EXERCISE BRIEF: Only the number is wanted: how many lines of the data contain "Accounts"?
━━ MATERIAL PROVIDED
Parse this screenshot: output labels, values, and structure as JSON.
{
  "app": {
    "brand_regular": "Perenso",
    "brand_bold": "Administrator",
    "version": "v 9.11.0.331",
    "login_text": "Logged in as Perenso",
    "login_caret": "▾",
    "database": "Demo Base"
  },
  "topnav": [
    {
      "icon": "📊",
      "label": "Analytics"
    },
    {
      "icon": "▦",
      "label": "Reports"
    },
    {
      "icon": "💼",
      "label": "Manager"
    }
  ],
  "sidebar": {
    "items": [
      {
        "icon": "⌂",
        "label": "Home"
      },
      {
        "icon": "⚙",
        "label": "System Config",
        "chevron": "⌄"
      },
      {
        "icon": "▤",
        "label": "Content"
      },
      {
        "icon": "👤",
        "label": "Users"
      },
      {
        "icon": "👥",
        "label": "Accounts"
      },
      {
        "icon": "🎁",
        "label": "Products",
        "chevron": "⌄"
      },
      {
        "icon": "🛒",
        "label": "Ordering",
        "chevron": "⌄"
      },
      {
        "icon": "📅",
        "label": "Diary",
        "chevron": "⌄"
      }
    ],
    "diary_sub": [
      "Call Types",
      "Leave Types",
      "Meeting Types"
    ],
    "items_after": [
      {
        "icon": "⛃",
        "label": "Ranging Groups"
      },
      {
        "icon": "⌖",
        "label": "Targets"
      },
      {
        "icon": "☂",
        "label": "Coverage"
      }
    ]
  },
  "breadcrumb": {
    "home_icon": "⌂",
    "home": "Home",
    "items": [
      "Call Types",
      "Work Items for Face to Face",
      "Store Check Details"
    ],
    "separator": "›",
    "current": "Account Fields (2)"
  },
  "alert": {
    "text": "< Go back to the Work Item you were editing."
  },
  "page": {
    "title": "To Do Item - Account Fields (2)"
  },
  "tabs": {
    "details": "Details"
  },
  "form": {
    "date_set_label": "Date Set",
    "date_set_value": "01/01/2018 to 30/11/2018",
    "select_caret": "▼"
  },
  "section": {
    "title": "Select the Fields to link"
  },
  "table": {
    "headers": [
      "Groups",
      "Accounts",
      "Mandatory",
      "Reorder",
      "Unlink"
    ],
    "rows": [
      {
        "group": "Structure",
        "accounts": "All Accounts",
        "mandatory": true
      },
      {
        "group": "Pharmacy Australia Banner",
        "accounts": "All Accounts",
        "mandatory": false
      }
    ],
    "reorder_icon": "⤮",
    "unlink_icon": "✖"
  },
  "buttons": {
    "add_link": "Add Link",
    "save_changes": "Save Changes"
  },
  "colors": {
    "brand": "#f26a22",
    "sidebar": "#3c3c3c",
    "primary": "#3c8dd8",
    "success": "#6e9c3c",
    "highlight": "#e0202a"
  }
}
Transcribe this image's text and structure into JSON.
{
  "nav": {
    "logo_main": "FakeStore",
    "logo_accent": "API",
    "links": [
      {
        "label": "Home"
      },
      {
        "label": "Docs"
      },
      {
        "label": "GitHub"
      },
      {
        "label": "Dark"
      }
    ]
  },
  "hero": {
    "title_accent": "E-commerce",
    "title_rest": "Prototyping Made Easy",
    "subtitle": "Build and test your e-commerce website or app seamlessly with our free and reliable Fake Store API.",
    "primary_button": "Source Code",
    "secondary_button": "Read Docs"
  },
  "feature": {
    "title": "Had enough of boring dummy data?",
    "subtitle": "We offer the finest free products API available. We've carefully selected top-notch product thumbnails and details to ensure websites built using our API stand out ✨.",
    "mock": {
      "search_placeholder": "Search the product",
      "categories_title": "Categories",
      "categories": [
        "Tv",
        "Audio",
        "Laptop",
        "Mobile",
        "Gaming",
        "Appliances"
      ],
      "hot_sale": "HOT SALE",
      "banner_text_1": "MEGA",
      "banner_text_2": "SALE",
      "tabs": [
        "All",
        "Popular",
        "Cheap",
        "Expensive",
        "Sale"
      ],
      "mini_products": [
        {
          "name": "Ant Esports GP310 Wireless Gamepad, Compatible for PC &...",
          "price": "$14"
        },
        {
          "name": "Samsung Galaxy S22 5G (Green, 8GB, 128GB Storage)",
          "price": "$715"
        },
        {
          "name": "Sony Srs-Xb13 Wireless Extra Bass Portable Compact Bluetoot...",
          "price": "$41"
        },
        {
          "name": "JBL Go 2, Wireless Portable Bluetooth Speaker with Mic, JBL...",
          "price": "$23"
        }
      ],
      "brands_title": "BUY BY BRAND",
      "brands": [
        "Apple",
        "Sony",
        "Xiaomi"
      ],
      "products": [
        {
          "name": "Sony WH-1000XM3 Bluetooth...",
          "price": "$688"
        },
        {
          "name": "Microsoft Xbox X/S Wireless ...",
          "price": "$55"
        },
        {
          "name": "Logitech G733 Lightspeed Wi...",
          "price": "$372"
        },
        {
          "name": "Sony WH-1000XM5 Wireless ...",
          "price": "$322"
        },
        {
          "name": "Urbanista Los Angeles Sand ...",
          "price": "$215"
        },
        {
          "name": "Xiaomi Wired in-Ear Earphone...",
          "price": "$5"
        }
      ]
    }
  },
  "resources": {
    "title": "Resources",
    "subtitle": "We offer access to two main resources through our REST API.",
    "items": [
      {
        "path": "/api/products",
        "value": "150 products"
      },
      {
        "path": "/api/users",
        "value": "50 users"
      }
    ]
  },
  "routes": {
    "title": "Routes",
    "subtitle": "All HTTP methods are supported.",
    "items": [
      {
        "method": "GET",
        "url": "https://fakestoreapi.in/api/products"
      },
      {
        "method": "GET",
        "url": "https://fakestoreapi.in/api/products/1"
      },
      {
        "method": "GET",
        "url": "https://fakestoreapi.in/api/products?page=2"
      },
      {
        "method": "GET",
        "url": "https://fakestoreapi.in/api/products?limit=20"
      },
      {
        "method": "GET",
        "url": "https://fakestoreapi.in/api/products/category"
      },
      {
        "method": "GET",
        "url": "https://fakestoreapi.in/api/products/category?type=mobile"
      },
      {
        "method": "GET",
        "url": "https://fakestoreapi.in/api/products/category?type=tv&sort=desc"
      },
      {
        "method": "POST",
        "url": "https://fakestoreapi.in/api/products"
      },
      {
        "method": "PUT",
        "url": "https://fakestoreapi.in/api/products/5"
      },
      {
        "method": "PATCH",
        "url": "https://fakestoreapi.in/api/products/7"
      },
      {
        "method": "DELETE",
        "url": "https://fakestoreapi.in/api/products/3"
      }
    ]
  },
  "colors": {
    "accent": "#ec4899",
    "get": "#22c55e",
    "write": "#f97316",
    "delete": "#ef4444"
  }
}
━━━━
CORRECT ANSWER: 4